# START OF Dataset rows
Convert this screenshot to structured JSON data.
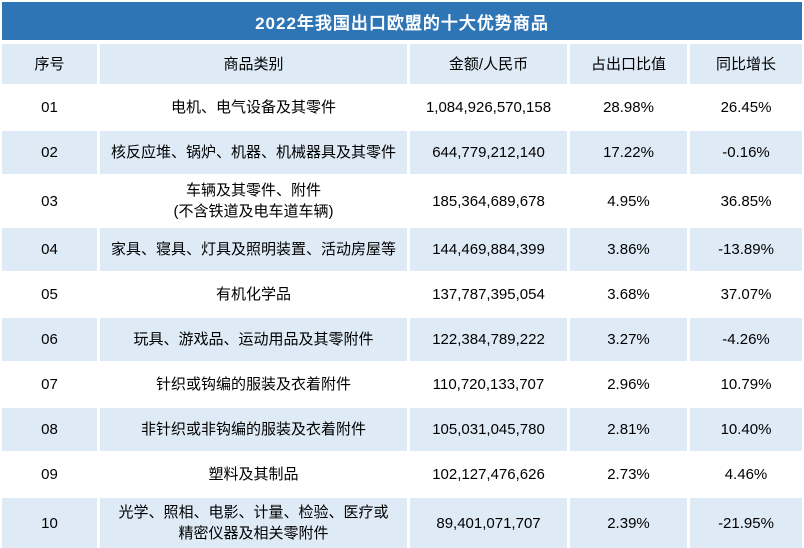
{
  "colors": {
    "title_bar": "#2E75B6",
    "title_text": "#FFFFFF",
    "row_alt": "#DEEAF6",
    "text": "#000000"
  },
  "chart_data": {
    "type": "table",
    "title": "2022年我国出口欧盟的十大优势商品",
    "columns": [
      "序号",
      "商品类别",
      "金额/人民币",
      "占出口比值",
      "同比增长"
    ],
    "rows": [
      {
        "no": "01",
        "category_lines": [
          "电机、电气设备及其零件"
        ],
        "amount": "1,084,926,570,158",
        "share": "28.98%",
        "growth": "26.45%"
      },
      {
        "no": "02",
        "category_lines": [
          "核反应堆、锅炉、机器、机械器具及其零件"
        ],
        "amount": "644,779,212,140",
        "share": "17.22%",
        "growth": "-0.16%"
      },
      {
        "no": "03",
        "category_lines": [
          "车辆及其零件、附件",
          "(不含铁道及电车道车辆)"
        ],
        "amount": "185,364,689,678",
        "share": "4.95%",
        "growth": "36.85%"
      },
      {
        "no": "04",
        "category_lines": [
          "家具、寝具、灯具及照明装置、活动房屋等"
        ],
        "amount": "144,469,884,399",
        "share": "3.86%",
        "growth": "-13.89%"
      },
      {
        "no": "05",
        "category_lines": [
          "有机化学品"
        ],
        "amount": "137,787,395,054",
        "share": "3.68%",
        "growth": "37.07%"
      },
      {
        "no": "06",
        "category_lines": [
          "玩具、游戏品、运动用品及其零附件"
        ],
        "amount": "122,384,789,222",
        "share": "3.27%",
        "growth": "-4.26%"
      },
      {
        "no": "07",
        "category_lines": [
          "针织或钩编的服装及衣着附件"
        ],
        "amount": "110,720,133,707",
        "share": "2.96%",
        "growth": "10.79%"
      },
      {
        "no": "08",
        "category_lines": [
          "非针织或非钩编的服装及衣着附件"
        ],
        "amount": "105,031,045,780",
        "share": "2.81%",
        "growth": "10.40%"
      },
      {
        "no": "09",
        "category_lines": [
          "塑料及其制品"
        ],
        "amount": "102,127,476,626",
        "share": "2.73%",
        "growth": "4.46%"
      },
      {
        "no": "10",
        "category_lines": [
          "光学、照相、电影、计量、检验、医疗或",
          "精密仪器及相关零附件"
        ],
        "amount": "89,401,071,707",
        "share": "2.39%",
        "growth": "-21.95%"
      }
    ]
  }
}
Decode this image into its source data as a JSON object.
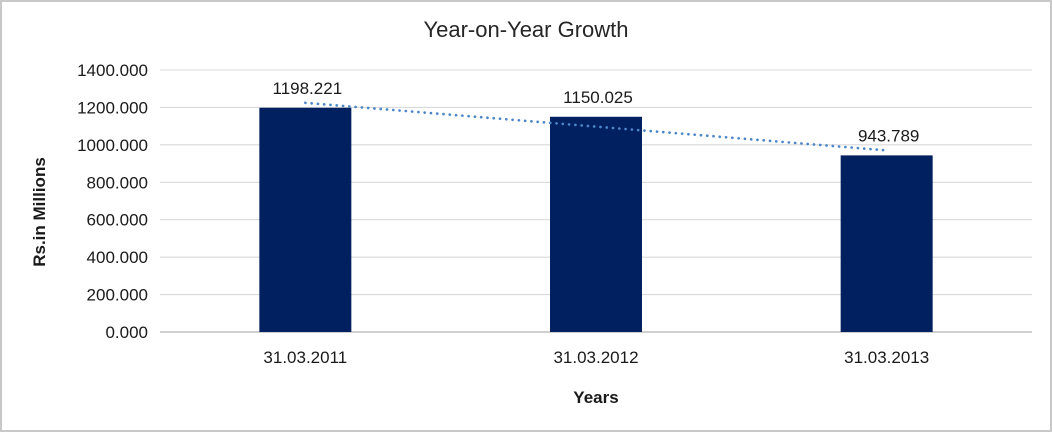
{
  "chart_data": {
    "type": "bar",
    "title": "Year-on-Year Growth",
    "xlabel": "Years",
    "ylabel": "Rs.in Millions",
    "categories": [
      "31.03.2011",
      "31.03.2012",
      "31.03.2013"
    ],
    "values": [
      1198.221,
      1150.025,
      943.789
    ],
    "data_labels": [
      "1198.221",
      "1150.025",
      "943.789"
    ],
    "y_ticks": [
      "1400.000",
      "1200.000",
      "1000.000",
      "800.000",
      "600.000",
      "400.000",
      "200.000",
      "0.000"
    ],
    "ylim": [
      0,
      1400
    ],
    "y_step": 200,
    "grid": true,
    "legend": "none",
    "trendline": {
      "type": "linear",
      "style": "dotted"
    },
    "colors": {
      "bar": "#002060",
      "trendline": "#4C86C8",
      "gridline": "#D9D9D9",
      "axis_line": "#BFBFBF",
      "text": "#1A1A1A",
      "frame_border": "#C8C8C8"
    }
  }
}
# END OF Dataset rows
Written problem – Wherever the string "this" appears in the entries above, list that line.

Complete output –
Convert this screenshot to structured JSON data.
Decode this image into its source data as a JSON object.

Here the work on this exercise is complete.